- STORED RECORDS
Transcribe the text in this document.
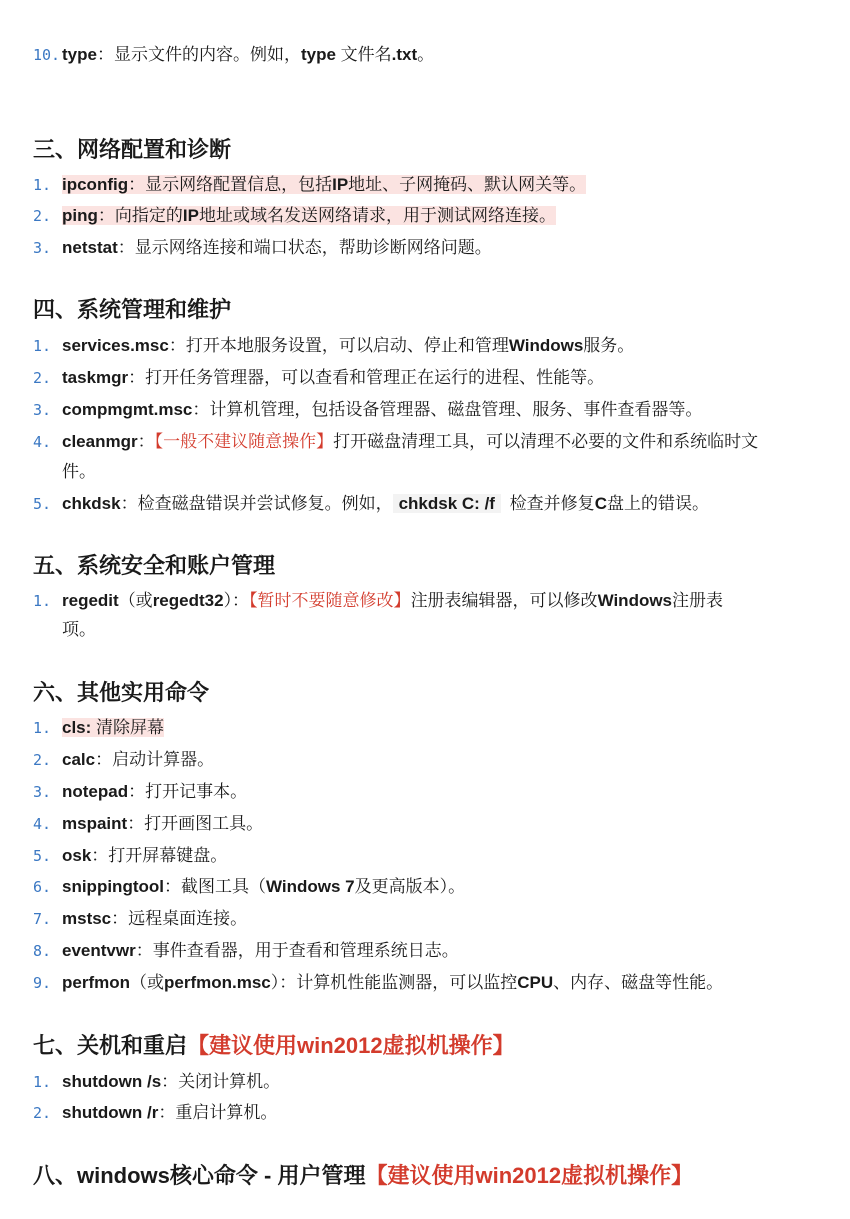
10. type：显示文件的内容。例如，type 文件名.txt。
三、网络配置和诊断
1. ipconfig：显示网络配置信息，包括IP地址、子网掩码、默认网关等。
2. ping：向指定的IP地址或域名发送网络请求，用于测试网络连接。
3. netstat：显示网络连接和端口状态，帮助诊断网络问题。
四、系统管理和维护
1. services.msc：打开本地服务设置，可以启动、停止和管理Windows服务。
2. taskmgr：打开任务管理器，可以查看和管理正在运行的进程、性能等。
3. compmgmt.msc：计算机管理，包括设备管理器、磁盘管理、服务、事件查看器等。
4. cleanmgr：【一般不建议随意操作】打开磁盘清理工具，可以清理不必要的文件和系统临时文
件。
5. chkdsk：检查磁盘错误并尝试修复。例如， chkdsk C: /f 检查并修复C盘上的错误。
五、系统安全和账户管理
1. regedit（或regedt32）：【暂时不要随意修改】注册表编辑器，可以修改Windows注册表
项。
六、其他实用命令
1. cls: 清除屏幕
2. calc：启动计算器。
3. notepad：打开记事本。
4. mspaint：打开画图工具。
5. osk：打开屏幕键盘。
6. snippingtool：截图工具（Windows 7及更高版本）。
7. mstsc：远程桌面连接。
8. eventvwr：事件查看器，用于查看和管理系统日志。
9. perfmon（或perfmon.msc）：计算机性能监测器，可以监控CPU、内存、磁盘等性能。
七、关机和重启【建议使用win2012虚拟机操作】
1. shutdown /s：关闭计算机。
2. shutdown /r：重启计算机。
八、windows核心命令 - 用户管理【建议使用win2012虚拟机操作】
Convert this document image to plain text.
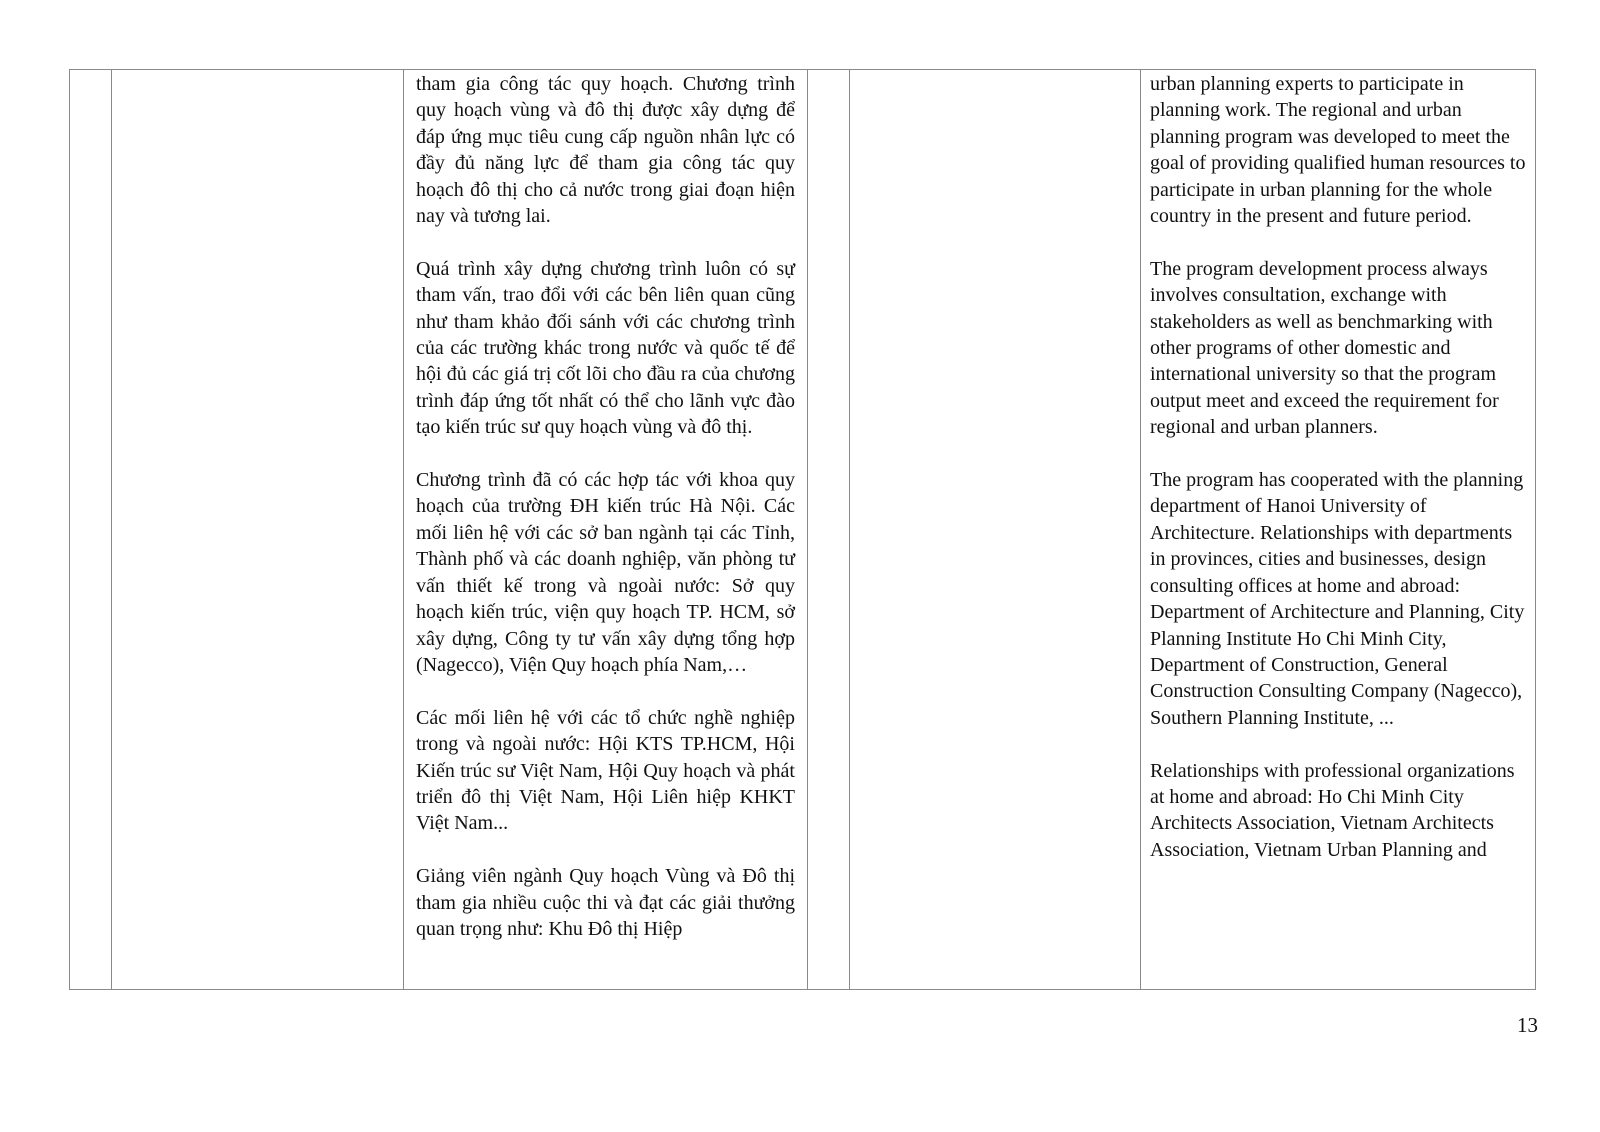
tham gia công tác quy hoạch. Chương trình quy hoạch vùng và đô thị được xây dựng để đáp ứng mục tiêu cung cấp nguồn nhân lực có đầy đủ năng lực để tham gia công tác quy hoạch đô thị cho cả nước trong giai đoạn hiện nay và tương lai.

Quá trình xây dựng chương trình luôn có sự tham vấn, trao đổi với các bên liên quan cũng như tham khảo đối sánh với các chương trình của các trường khác trong nước và quốc tế để hội đủ các giá trị cốt lõi cho đầu ra của chương trình đáp ứng tốt nhất có thể cho lãnh vực đào tạo kiến trúc sư quy hoạch vùng và đô thị.

Chương trình đã có các hợp tác với khoa quy hoạch của trường ĐH kiến trúc Hà Nội. Các mối liên hệ với các sở ban ngành tại các Tỉnh, Thành phố và các doanh nghiệp, văn phòng tư vấn thiết kế trong và ngoài nước: Sở quy hoạch kiến trúc, viện quy hoạch TP. HCM, sở xây dựng, Công ty tư vấn xây dựng tổng hợp (Nagecco), Viện Quy hoạch phía Nam,…

Các mối liên hệ với các tổ chức nghề nghiệp trong và ngoài nước: Hội KTS TP.HCM, Hội Kiến trúc sư Việt Nam, Hội Quy hoạch và phát triển đô thị Việt Nam, Hội Liên hiệp KHKT Việt Nam...

Giảng viên ngành Quy hoạch Vùng và Đô thị tham gia nhiều cuộc thi và đạt các giải thưởng quan trọng như: Khu Đô thị Hiệp

urban planning experts to participate in planning work. The regional and urban planning program was developed to meet the goal of providing qualified human resources to participate in urban planning for the whole country in the present and future period.

The program development process always involves consultation, exchange with stakeholders as well as benchmarking with other programs of other domestic and international university so that the program output meet and exceed the requirement for regional and urban planners.

The program has cooperated with the planning department of Hanoi University of Architecture. Relationships with departments in provinces, cities and businesses, design consulting offices at home and abroad: Department of Architecture and Planning, City Planning Institute Ho Chi Minh City, Department of Construction, General Construction Consulting Company (Nagecco), Southern Planning Institute, ...

Relationships with professional organizations at home and abroad: Ho Chi Minh City Architects Association, Vietnam Architects Association, Vietnam Urban Planning and

13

- AIM OF THE TASK
Report how many lines in the data include the word "document", and give nothing but the count.

- EXPECTED ANSWER
2